◆ **WRITTEN EXERCISE**
Transcribe the entries that follow exactly as they appear, minus pictures.

(Raw records)
START
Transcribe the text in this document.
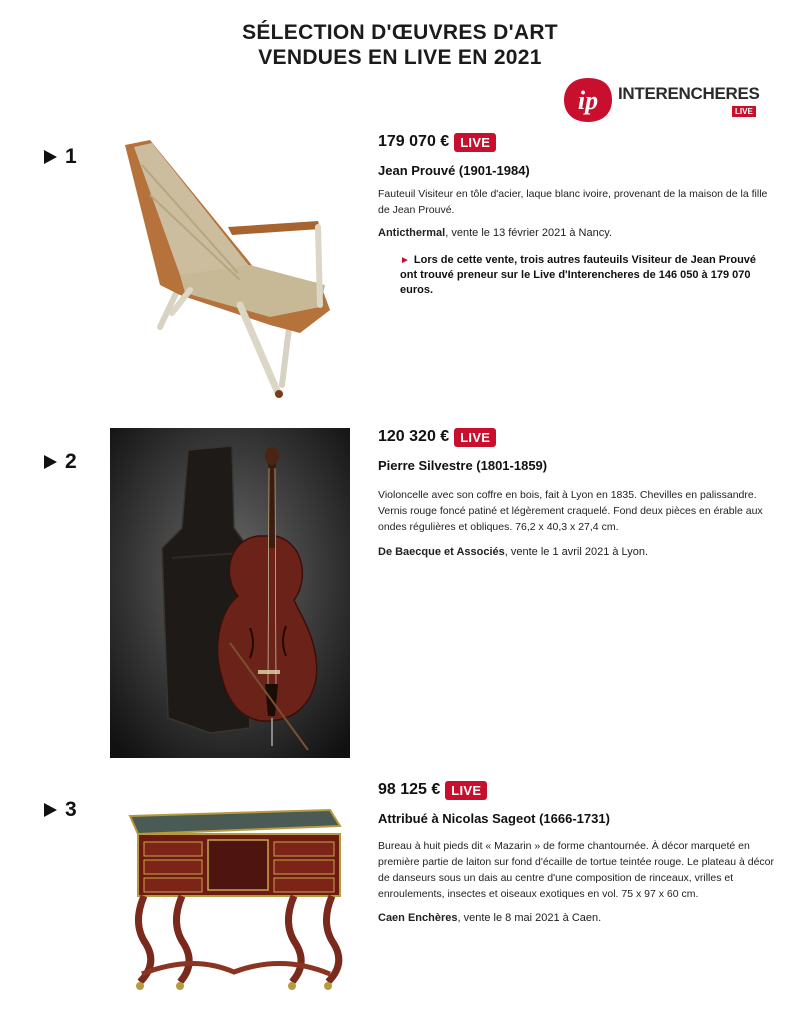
SÉLECTION D'ŒUVRES D'ART
VENDUES EN LIVE EN 2021
ip INTERENCHERES
LIVE
1
179 070 € LIVE
Jean Prouvé (1901-1984)
Fauteuil Visiteur en tôle d'acier, laque blanc ivoire, provenant de la maison de la fille de Jean Prouvé.
Anticthermal, vente le 13 février 2021 à Nancy.
► Lors de cette vente, trois autres fauteuils Visiteur de Jean Prouvé ont trouvé preneur sur le Live d'Interencheres de 146 050 à 179 070 euros.
2
120 320 € LIVE
Pierre Silvestre (1801-1859)
Violoncelle avec son coffre en bois, fait à Lyon en 1835. Chevilles en palissandre. Vernis rouge foncé patiné et légèrement craquelé. Fond deux pièces en érable aux ondes régulières et obliques. 76,2 x 40,3 x 27,4 cm.
De Baecque et Associés, vente le 1 avril 2021 à Lyon.
3
98 125 € LIVE
Attribué à Nicolas Sageot (1666-1731)
Bureau à huit pieds dit « Mazarin » de forme chantournée. À décor marqueté en première partie de laiton sur fond d'écaille de tortue teintée rouge. Le plateau à décor de danseurs sous un dais au centre d'une composition de rinceaux, vrilles et enroulements, insectes et oiseaux exotiques en vol. 75 x 97 x 60 cm.
Caen Enchères, vente le 8 mai 2021 à Caen.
END
◆ **RESULT FOR THIS TASK**
Transcribe the text in this document.
SÉLECTION D'ŒUVRES D'ART
VENDUES EN LIVE EN 2021
ip INTERENCHERES
LIVE
1
179 070 € LIVE
Jean Prouvé (1901-1984)
Fauteuil Visiteur en tôle d'acier, laque blanc ivoire, provenant de la maison de la fille de Jean Prouvé.
Anticthermal, vente le 13 février 2021 à Nancy.
► Lors de cette vente, trois autres fauteuils Visiteur de Jean Prouvé ont trouvé preneur sur le Live d'Interencheres de 146 050 à 179 070 euros.
2
120 320 € LIVE
Pierre Silvestre (1801-1859)
Violoncelle avec son coffre en bois, fait à Lyon en 1835. Chevilles en palissandre. Vernis rouge foncé patiné et légèrement craquelé. Fond deux pièces en érable aux ondes régulières et obliques. 76,2 x 40,3 x 27,4 cm.
De Baecque et Associés, vente le 1 avril 2021 à Lyon.
3
98 125 € LIVE
Attribué à Nicolas Sageot (1666-1731)
Bureau à huit pieds dit « Mazarin » de forme chantournée. À décor marqueté en première partie de laiton sur fond d'écaille de tortue teintée rouge. Le plateau à décor de danseurs sous un dais au centre d'une composition de rinceaux, vrilles et enroulements, insectes et oiseaux exotiques en vol. 75 x 97 x 60 cm.
Caen Enchères, vente le 8 mai 2021 à Caen.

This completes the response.